--- BEGIN ---
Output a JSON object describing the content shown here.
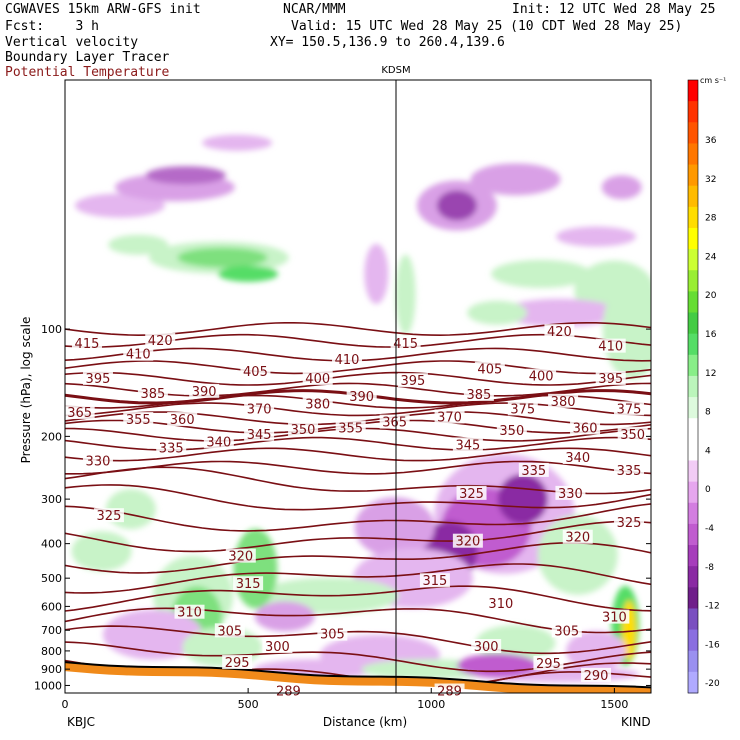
{
  "header": {
    "left_line1": "CGWAVES 15km ARW-GFS init",
    "left_line2": "Fcst:    3 h",
    "left_line3": "Vertical velocity",
    "left_line4": "Boundary Layer Tracer",
    "left_line5": "Potential Temperature",
    "center_line1": "NCAR/MMM",
    "right_line1": "Init: 12 UTC Wed 28 May 25",
    "right_line2": "Valid: 15 UTC Wed 28 May 25 (10 CDT Wed 28 May 25)",
    "right_line3": "XY= 150.5,136.9 to 260.4,139.6"
  },
  "colors": {
    "theta_contour": "#7a0f14",
    "positive_w": "#7ee07e",
    "negative_w": "#b05fc0",
    "terrain": "#f08a1a",
    "header_red": "#8b1a1a"
  },
  "chart_data": {
    "type": "heatmap",
    "title": "",
    "marker_label": "KDSM",
    "xlabel": "Distance (km)",
    "ylabel": "Pressure (hPa), log scale",
    "x_ticks": [
      "0",
      "500",
      "1000",
      "1500"
    ],
    "x_tick_values": [
      0,
      500,
      1000,
      1500
    ],
    "x_endpoints": {
      "left": "KBJC",
      "right": "KIND"
    },
    "xlim": [
      0,
      1600
    ],
    "y_ticks": [
      "100",
      "200",
      "300",
      "400",
      "500",
      "600",
      "700",
      "800",
      "900",
      "1000"
    ],
    "y_tick_values": [
      100,
      200,
      300,
      400,
      500,
      600,
      700,
      800,
      900,
      1000
    ],
    "ylim": [
      1050,
      20
    ],
    "y_scale": "log",
    "colorbar": {
      "unit": "cm s⁻¹",
      "labels": [
        "36",
        "32",
        "28",
        "24",
        "20",
        "16",
        "12",
        "8",
        "4",
        "0",
        "-4",
        "-8",
        "-12",
        "-16",
        "-20"
      ],
      "colors": [
        "#ff0000",
        "#ff3300",
        "#ff5500",
        "#ff7700",
        "#ff9900",
        "#ffbb00",
        "#ffdd00",
        "#ffff00",
        "#ccff33",
        "#99ee33",
        "#66dd33",
        "#44cc44",
        "#55dd66",
        "#88ee88",
        "#bbf5bb",
        "#ddfadd",
        "#ffffff",
        "#ffffff",
        "#f2ccf5",
        "#e6a6ee",
        "#d37ee0",
        "#c05ccf",
        "#a63dbb",
        "#8a2aa3",
        "#6f1e8a",
        "#7a4fc0",
        "#8a6ee0",
        "#9a90f0",
        "#b0aaff"
      ]
    },
    "theta_labels": [
      {
        "x": 60,
        "p": 110,
        "v": "415"
      },
      {
        "x": 260,
        "p": 108,
        "v": "420"
      },
      {
        "x": 930,
        "p": 110,
        "v": "415"
      },
      {
        "x": 1350,
        "p": 102,
        "v": "420"
      },
      {
        "x": 200,
        "p": 118,
        "v": "410"
      },
      {
        "x": 770,
        "p": 122,
        "v": "410"
      },
      {
        "x": 1490,
        "p": 112,
        "v": "410"
      },
      {
        "x": 520,
        "p": 132,
        "v": "405"
      },
      {
        "x": 1160,
        "p": 130,
        "v": "405"
      },
      {
        "x": 690,
        "p": 138,
        "v": "400"
      },
      {
        "x": 1300,
        "p": 136,
        "v": "400"
      },
      {
        "x": 90,
        "p": 138,
        "v": "395"
      },
      {
        "x": 950,
        "p": 140,
        "v": "395"
      },
      {
        "x": 1490,
        "p": 138,
        "v": "395"
      },
      {
        "x": 380,
        "p": 150,
        "v": "390"
      },
      {
        "x": 810,
        "p": 155,
        "v": "390"
      },
      {
        "x": 240,
        "p": 152,
        "v": "385"
      },
      {
        "x": 1130,
        "p": 153,
        "v": "385"
      },
      {
        "x": 1360,
        "p": 160,
        "v": "380"
      },
      {
        "x": 690,
        "p": 163,
        "v": "380"
      },
      {
        "x": 530,
        "p": 168,
        "v": "370"
      },
      {
        "x": 1050,
        "p": 177,
        "v": "370"
      },
      {
        "x": 1250,
        "p": 168,
        "v": "375"
      },
      {
        "x": 1540,
        "p": 168,
        "v": "375"
      },
      {
        "x": 40,
        "p": 172,
        "v": "365"
      },
      {
        "x": 900,
        "p": 183,
        "v": "365"
      },
      {
        "x": 200,
        "p": 180,
        "v": "355"
      },
      {
        "x": 320,
        "p": 180,
        "v": "360"
      },
      {
        "x": 780,
        "p": 190,
        "v": "355"
      },
      {
        "x": 1420,
        "p": 190,
        "v": "360"
      },
      {
        "x": 650,
        "p": 192,
        "v": "350"
      },
      {
        "x": 1220,
        "p": 193,
        "v": "350"
      },
      {
        "x": 1550,
        "p": 198,
        "v": "350"
      },
      {
        "x": 530,
        "p": 198,
        "v": "345"
      },
      {
        "x": 1100,
        "p": 212,
        "v": "345"
      },
      {
        "x": 420,
        "p": 208,
        "v": "340"
      },
      {
        "x": 1400,
        "p": 230,
        "v": "340"
      },
      {
        "x": 290,
        "p": 216,
        "v": "335"
      },
      {
        "x": 1280,
        "p": 250,
        "v": "335"
      },
      {
        "x": 1540,
        "p": 250,
        "v": "335"
      },
      {
        "x": 90,
        "p": 235,
        "v": "330"
      },
      {
        "x": 1380,
        "p": 290,
        "v": "330"
      },
      {
        "x": 120,
        "p": 335,
        "v": "325"
      },
      {
        "x": 1110,
        "p": 290,
        "v": "325"
      },
      {
        "x": 1540,
        "p": 350,
        "v": "325"
      },
      {
        "x": 1400,
        "p": 385,
        "v": "320"
      },
      {
        "x": 480,
        "p": 435,
        "v": "320"
      },
      {
        "x": 1100,
        "p": 395,
        "v": "320"
      },
      {
        "x": 500,
        "p": 520,
        "v": "315"
      },
      {
        "x": 1010,
        "p": 510,
        "v": "315"
      },
      {
        "x": 340,
        "p": 625,
        "v": "310"
      },
      {
        "x": 1190,
        "p": 590,
        "v": "310"
      },
      {
        "x": 1500,
        "p": 645,
        "v": "310"
      },
      {
        "x": 450,
        "p": 705,
        "v": "305"
      },
      {
        "x": 730,
        "p": 720,
        "v": "305"
      },
      {
        "x": 1370,
        "p": 705,
        "v": "305"
      },
      {
        "x": 580,
        "p": 780,
        "v": "300"
      },
      {
        "x": 1150,
        "p": 780,
        "v": "300"
      },
      {
        "x": 470,
        "p": 865,
        "v": "295"
      },
      {
        "x": 1320,
        "p": 870,
        "v": "295"
      },
      {
        "x": 1450,
        "p": 940,
        "v": "290"
      },
      {
        "x": 610,
        "p": 1040,
        "v": "289"
      },
      {
        "x": 1050,
        "p": 1040,
        "v": "289"
      }
    ]
  }
}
--- END ---
The request.
Every line above should be returned word for word, with the pictures left behind.

Full response.
Output a JSON object describing the content shown here.
{
  "header": {
    "left_line1": "CGWAVES 15km ARW-GFS init",
    "left_line2": "Fcst:    3 h",
    "left_line3": "Vertical velocity",
    "left_line4": "Boundary Layer Tracer",
    "left_line5": "Potential Temperature",
    "center_line1": "NCAR/MMM",
    "right_line1": "Init: 12 UTC Wed 28 May 25",
    "right_line2": "Valid: 15 UTC Wed 28 May 25 (10 CDT Wed 28 May 25)",
    "right_line3": "XY= 150.5,136.9 to 260.4,139.6"
  },
  "colors": {
    "theta_contour": "#7a0f14",
    "positive_w": "#7ee07e",
    "negative_w": "#b05fc0",
    "terrain": "#f08a1a",
    "header_red": "#8b1a1a"
  },
  "chart_data": {
    "type": "heatmap",
    "title": "",
    "marker_label": "KDSM",
    "xlabel": "Distance (km)",
    "ylabel": "Pressure (hPa), log scale",
    "x_ticks": [
      "0",
      "500",
      "1000",
      "1500"
    ],
    "x_tick_values": [
      0,
      500,
      1000,
      1500
    ],
    "x_endpoints": {
      "left": "KBJC",
      "right": "KIND"
    },
    "xlim": [
      0,
      1600
    ],
    "y_ticks": [
      "100",
      "200",
      "300",
      "400",
      "500",
      "600",
      "700",
      "800",
      "900",
      "1000"
    ],
    "y_tick_values": [
      100,
      200,
      300,
      400,
      500,
      600,
      700,
      800,
      900,
      1000
    ],
    "ylim": [
      1050,
      20
    ],
    "y_scale": "log",
    "colorbar": {
      "unit": "cm s⁻¹",
      "labels": [
        "36",
        "32",
        "28",
        "24",
        "20",
        "16",
        "12",
        "8",
        "4",
        "0",
        "-4",
        "-8",
        "-12",
        "-16",
        "-20"
      ],
      "colors": [
        "#ff0000",
        "#ff3300",
        "#ff5500",
        "#ff7700",
        "#ff9900",
        "#ffbb00",
        "#ffdd00",
        "#ffff00",
        "#ccff33",
        "#99ee33",
        "#66dd33",
        "#44cc44",
        "#55dd66",
        "#88ee88",
        "#bbf5bb",
        "#ddfadd",
        "#ffffff",
        "#ffffff",
        "#f2ccf5",
        "#e6a6ee",
        "#d37ee0",
        "#c05ccf",
        "#a63dbb",
        "#8a2aa3",
        "#6f1e8a",
        "#7a4fc0",
        "#8a6ee0",
        "#9a90f0",
        "#b0aaff"
      ]
    },
    "theta_labels": [
      {
        "x": 60,
        "p": 110,
        "v": "415"
      },
      {
        "x": 260,
        "p": 108,
        "v": "420"
      },
      {
        "x": 930,
        "p": 110,
        "v": "415"
      },
      {
        "x": 1350,
        "p": 102,
        "v": "420"
      },
      {
        "x": 200,
        "p": 118,
        "v": "410"
      },
      {
        "x": 770,
        "p": 122,
        "v": "410"
      },
      {
        "x": 1490,
        "p": 112,
        "v": "410"
      },
      {
        "x": 520,
        "p": 132,
        "v": "405"
      },
      {
        "x": 1160,
        "p": 130,
        "v": "405"
      },
      {
        "x": 690,
        "p": 138,
        "v": "400"
      },
      {
        "x": 1300,
        "p": 136,
        "v": "400"
      },
      {
        "x": 90,
        "p": 138,
        "v": "395"
      },
      {
        "x": 950,
        "p": 140,
        "v": "395"
      },
      {
        "x": 1490,
        "p": 138,
        "v": "395"
      },
      {
        "x": 380,
        "p": 150,
        "v": "390"
      },
      {
        "x": 810,
        "p": 155,
        "v": "390"
      },
      {
        "x": 240,
        "p": 152,
        "v": "385"
      },
      {
        "x": 1130,
        "p": 153,
        "v": "385"
      },
      {
        "x": 1360,
        "p": 160,
        "v": "380"
      },
      {
        "x": 690,
        "p": 163,
        "v": "380"
      },
      {
        "x": 530,
        "p": 168,
        "v": "370"
      },
      {
        "x": 1050,
        "p": 177,
        "v": "370"
      },
      {
        "x": 1250,
        "p": 168,
        "v": "375"
      },
      {
        "x": 1540,
        "p": 168,
        "v": "375"
      },
      {
        "x": 40,
        "p": 172,
        "v": "365"
      },
      {
        "x": 900,
        "p": 183,
        "v": "365"
      },
      {
        "x": 200,
        "p": 180,
        "v": "355"
      },
      {
        "x": 320,
        "p": 180,
        "v": "360"
      },
      {
        "x": 780,
        "p": 190,
        "v": "355"
      },
      {
        "x": 1420,
        "p": 190,
        "v": "360"
      },
      {
        "x": 650,
        "p": 192,
        "v": "350"
      },
      {
        "x": 1220,
        "p": 193,
        "v": "350"
      },
      {
        "x": 1550,
        "p": 198,
        "v": "350"
      },
      {
        "x": 530,
        "p": 198,
        "v": "345"
      },
      {
        "x": 1100,
        "p": 212,
        "v": "345"
      },
      {
        "x": 420,
        "p": 208,
        "v": "340"
      },
      {
        "x": 1400,
        "p": 230,
        "v": "340"
      },
      {
        "x": 290,
        "p": 216,
        "v": "335"
      },
      {
        "x": 1280,
        "p": 250,
        "v": "335"
      },
      {
        "x": 1540,
        "p": 250,
        "v": "335"
      },
      {
        "x": 90,
        "p": 235,
        "v": "330"
      },
      {
        "x": 1380,
        "p": 290,
        "v": "330"
      },
      {
        "x": 120,
        "p": 335,
        "v": "325"
      },
      {
        "x": 1110,
        "p": 290,
        "v": "325"
      },
      {
        "x": 1540,
        "p": 350,
        "v": "325"
      },
      {
        "x": 1400,
        "p": 385,
        "v": "320"
      },
      {
        "x": 480,
        "p": 435,
        "v": "320"
      },
      {
        "x": 1100,
        "p": 395,
        "v": "320"
      },
      {
        "x": 500,
        "p": 520,
        "v": "315"
      },
      {
        "x": 1010,
        "p": 510,
        "v": "315"
      },
      {
        "x": 340,
        "p": 625,
        "v": "310"
      },
      {
        "x": 1190,
        "p": 590,
        "v": "310"
      },
      {
        "x": 1500,
        "p": 645,
        "v": "310"
      },
      {
        "x": 450,
        "p": 705,
        "v": "305"
      },
      {
        "x": 730,
        "p": 720,
        "v": "305"
      },
      {
        "x": 1370,
        "p": 705,
        "v": "305"
      },
      {
        "x": 580,
        "p": 780,
        "v": "300"
      },
      {
        "x": 1150,
        "p": 780,
        "v": "300"
      },
      {
        "x": 470,
        "p": 865,
        "v": "295"
      },
      {
        "x": 1320,
        "p": 870,
        "v": "295"
      },
      {
        "x": 1450,
        "p": 940,
        "v": "290"
      },
      {
        "x": 610,
        "p": 1040,
        "v": "289"
      },
      {
        "x": 1050,
        "p": 1040,
        "v": "289"
      }
    ]
  }
}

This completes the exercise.